─── PASSAGE PROVIDED

Thursday, 28 October 2010

Entrepreneurs Refuse the Big Big Payouts


The first or second question discussed with any half-decent bankers, advisors, potential investors or board members is "What is the exit strategy?"

The assumption behind the whole growing business ethos is about incremental stages of growth:

  • have an idea (that you’re passionate about),
  • make and sell stuff (from your dining room),
  • employ some people,
  • get some premises,
  • create a model that works,
  • scale it up (probably with someone else’s money),
  • sell the whole thing on to someone who has the pockets to take it even further and make a load of money in the process.

All roads lead to the big payout. There are many businesses that simply chase the money, and that’s fine.


However, we currently have a number of clients who have turned their backs on the traditional ‘happy ending’ model, namely absolute financial security. Several have even walked away from the money at the last possible moment, on the day of signing the contract. This kind of behaviour challenges the logic of the growing business ‘ology’ of start-up, scale-up, sell-up.

──────

TASKS TO COMPLETE:
**A.** In the post on entrepreneurs refusing big payouts, what question is said to come up first or second with bankers, advisors, potential investors or board members?
**B.** Extend the post on entrepreneurs refusing big payouts, picking up right after its final sentence.

─── PROVIDED RECORDS

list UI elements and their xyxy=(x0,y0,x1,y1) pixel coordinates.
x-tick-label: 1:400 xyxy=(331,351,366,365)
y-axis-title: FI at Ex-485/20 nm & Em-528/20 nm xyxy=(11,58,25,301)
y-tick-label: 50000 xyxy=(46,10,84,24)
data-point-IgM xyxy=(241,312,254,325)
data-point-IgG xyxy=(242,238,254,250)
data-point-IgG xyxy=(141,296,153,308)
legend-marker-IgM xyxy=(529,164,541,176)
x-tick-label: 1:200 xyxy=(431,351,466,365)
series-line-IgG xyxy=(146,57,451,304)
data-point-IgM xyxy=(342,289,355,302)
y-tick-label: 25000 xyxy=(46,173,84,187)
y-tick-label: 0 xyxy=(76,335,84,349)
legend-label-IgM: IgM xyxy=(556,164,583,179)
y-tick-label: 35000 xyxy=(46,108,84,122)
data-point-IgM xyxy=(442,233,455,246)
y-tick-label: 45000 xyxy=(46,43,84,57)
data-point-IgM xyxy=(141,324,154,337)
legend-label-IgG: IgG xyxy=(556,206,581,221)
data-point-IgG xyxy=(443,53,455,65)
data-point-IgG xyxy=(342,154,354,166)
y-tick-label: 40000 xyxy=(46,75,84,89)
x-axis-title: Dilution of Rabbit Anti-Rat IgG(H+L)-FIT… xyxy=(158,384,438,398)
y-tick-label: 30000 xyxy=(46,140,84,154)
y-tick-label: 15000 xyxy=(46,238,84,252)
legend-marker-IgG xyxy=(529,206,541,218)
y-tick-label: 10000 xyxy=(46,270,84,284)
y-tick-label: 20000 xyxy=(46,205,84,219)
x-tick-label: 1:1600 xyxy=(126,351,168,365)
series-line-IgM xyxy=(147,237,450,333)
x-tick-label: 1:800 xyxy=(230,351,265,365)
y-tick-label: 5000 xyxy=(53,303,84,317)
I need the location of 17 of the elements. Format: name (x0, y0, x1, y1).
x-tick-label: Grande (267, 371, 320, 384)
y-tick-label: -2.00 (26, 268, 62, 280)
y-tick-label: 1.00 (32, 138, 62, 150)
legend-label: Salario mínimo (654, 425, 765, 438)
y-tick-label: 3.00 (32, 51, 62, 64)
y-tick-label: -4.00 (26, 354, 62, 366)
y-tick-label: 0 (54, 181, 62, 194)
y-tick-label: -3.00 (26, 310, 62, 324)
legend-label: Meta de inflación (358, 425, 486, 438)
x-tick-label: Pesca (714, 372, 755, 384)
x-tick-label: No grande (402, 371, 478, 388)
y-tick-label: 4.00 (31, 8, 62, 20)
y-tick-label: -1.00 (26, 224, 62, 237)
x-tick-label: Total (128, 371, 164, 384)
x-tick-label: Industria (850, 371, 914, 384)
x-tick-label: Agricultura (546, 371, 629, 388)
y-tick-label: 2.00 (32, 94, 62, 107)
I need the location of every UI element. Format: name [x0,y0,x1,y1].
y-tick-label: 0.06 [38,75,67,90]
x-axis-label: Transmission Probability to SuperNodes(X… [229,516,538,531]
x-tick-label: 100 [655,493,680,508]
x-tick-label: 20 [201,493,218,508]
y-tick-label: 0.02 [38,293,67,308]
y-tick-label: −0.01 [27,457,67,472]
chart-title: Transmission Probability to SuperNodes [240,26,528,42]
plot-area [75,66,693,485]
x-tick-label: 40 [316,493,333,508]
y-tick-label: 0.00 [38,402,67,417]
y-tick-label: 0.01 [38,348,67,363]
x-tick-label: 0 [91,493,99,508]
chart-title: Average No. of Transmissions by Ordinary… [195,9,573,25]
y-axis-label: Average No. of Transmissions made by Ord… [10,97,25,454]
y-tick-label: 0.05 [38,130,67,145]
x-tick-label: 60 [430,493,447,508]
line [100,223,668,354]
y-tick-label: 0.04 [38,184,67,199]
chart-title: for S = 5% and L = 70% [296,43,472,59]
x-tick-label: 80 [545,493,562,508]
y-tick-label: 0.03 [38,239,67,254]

──────

ANSWER LIST:
**A.** "What is the exit strategy?"

**B.**
Not such a happy ending


There is a growing breed of entrepreneur who realises that the haven of happiness they were chasing wouldn’t be so wonderful after all. And the baby that was so lovingly nurtured could well be pillaged by the new owners, despite what they promise.


If there’s a choice between becoming bigger (by selling out and losing independent ownership) or being greater, then there is a growing band of companies that have chosen to become great and remain independent – highlighted in Bo Burlingham’s book Small Giants.


They know that the new owner, especially if one of the ‘big giants’, will rip the soul out of the business to chase the only metric they care about: increased shareholder value year-on-year.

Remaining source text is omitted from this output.